▶ _Provided information_
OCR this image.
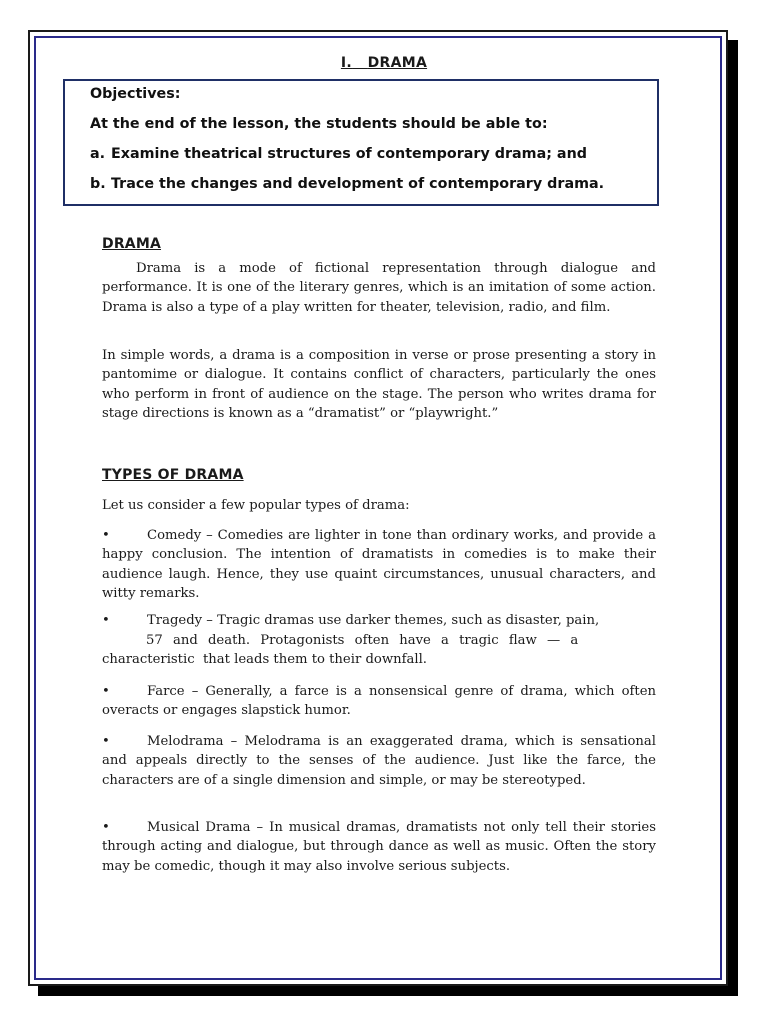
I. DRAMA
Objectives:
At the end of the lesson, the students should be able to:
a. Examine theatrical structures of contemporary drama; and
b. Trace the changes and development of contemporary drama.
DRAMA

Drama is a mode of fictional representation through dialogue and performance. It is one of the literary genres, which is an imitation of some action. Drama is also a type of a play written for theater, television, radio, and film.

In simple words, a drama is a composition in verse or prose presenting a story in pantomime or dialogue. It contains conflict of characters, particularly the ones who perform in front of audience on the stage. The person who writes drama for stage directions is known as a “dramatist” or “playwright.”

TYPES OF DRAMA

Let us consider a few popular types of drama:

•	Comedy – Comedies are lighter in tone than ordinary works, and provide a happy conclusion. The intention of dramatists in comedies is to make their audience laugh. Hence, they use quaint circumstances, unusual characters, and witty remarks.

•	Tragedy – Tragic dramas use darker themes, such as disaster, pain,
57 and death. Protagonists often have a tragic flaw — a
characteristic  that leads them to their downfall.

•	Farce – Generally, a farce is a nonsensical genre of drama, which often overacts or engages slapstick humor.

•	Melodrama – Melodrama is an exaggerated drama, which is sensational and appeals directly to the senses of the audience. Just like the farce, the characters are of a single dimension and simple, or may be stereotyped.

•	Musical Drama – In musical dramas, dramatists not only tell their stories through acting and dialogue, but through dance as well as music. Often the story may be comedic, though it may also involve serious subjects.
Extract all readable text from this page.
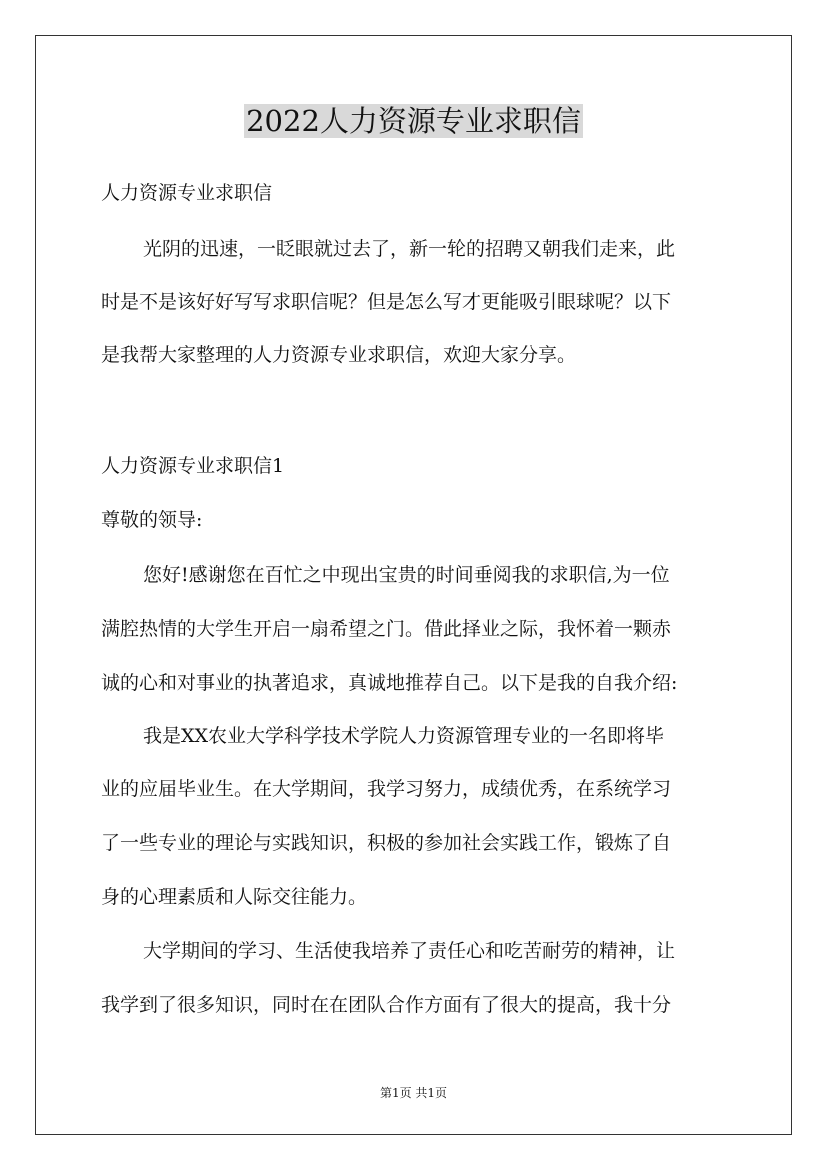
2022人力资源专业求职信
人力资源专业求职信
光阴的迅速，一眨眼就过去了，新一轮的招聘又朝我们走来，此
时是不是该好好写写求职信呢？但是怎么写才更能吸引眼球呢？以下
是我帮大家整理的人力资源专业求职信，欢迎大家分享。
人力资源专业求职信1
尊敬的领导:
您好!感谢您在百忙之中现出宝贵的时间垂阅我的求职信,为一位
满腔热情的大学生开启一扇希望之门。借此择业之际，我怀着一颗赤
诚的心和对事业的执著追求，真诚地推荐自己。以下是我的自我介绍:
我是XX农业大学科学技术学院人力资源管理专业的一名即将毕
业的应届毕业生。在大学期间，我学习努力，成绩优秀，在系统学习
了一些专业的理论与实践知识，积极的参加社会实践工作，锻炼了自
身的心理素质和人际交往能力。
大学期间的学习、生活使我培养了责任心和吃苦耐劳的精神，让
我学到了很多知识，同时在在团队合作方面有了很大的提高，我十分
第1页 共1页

▶ _Problem_
Quote the preceding listing precisely and completely, omitting its images.

▶ _Result for this exercise_
OCR this image.
I. DRAMA
Objectives:
At the end of the lesson, the students should be able to:
a. Examine theatrical structures of contemporary drama; and
b. Trace the changes and development of contemporary drama.
DRAMA

Drama is a mode of fictional representation through dialogue and performance. It is one of the literary genres, which is an imitation of some action. Drama is also a type of a play written for theater, television, radio, and film.

In simple words, a drama is a composition in verse or prose presenting a story in pantomime or dialogue. It contains conflict of characters, particularly the ones who perform in front of audience on the stage. The person who writes drama for stage directions is known as a “dramatist” or “playwright.”

TYPES OF DRAMA

Let us consider a few popular types of drama:

•	Comedy – Comedies are lighter in tone than ordinary works, and provide a happy conclusion. The intention of dramatists in comedies is to make their audience laugh. Hence, they use quaint circumstances, unusual characters, and witty remarks.

•	Tragedy – Tragic dramas use darker themes, such as disaster, pain,
57 and death. Protagonists often have a tragic flaw — a
characteristic  that leads them to their downfall.

•	Farce – Generally, a farce is a nonsensical genre of drama, which often overacts or engages slapstick humor.

•	Melodrama – Melodrama is an exaggerated drama, which is sensational and appeals directly to the senses of the audience. Just like the farce, the characters are of a single dimension and simple, or may be stereotyped.

•	Musical Drama – In musical dramas, dramatists not only tell their stories through acting and dialogue, but through dance as well as music. Often the story may be comedic, though it may also involve serious subjects.
Extract all readable text from this page.
2022人力资源专业求职信
人力资源专业求职信
光阴的迅速，一眨眼就过去了，新一轮的招聘又朝我们走来，此
时是不是该好好写写求职信呢？但是怎么写才更能吸引眼球呢？以下
是我帮大家整理的人力资源专业求职信，欢迎大家分享。
人力资源专业求职信1
尊敬的领导:
您好!感谢您在百忙之中现出宝贵的时间垂阅我的求职信,为一位
满腔热情的大学生开启一扇希望之门。借此择业之际，我怀着一颗赤
诚的心和对事业的执著追求，真诚地推荐自己。以下是我的自我介绍:
我是XX农业大学科学技术学院人力资源管理专业的一名即将毕
业的应届毕业生。在大学期间，我学习努力，成绩优秀，在系统学习
了一些专业的理论与实践知识，积极的参加社会实践工作，锻炼了自
身的心理素质和人际交往能力。
大学期间的学习、生活使我培养了责任心和吃苦耐劳的精神，让
我学到了很多知识，同时在在团队合作方面有了很大的提高，我十分
第1页 共1页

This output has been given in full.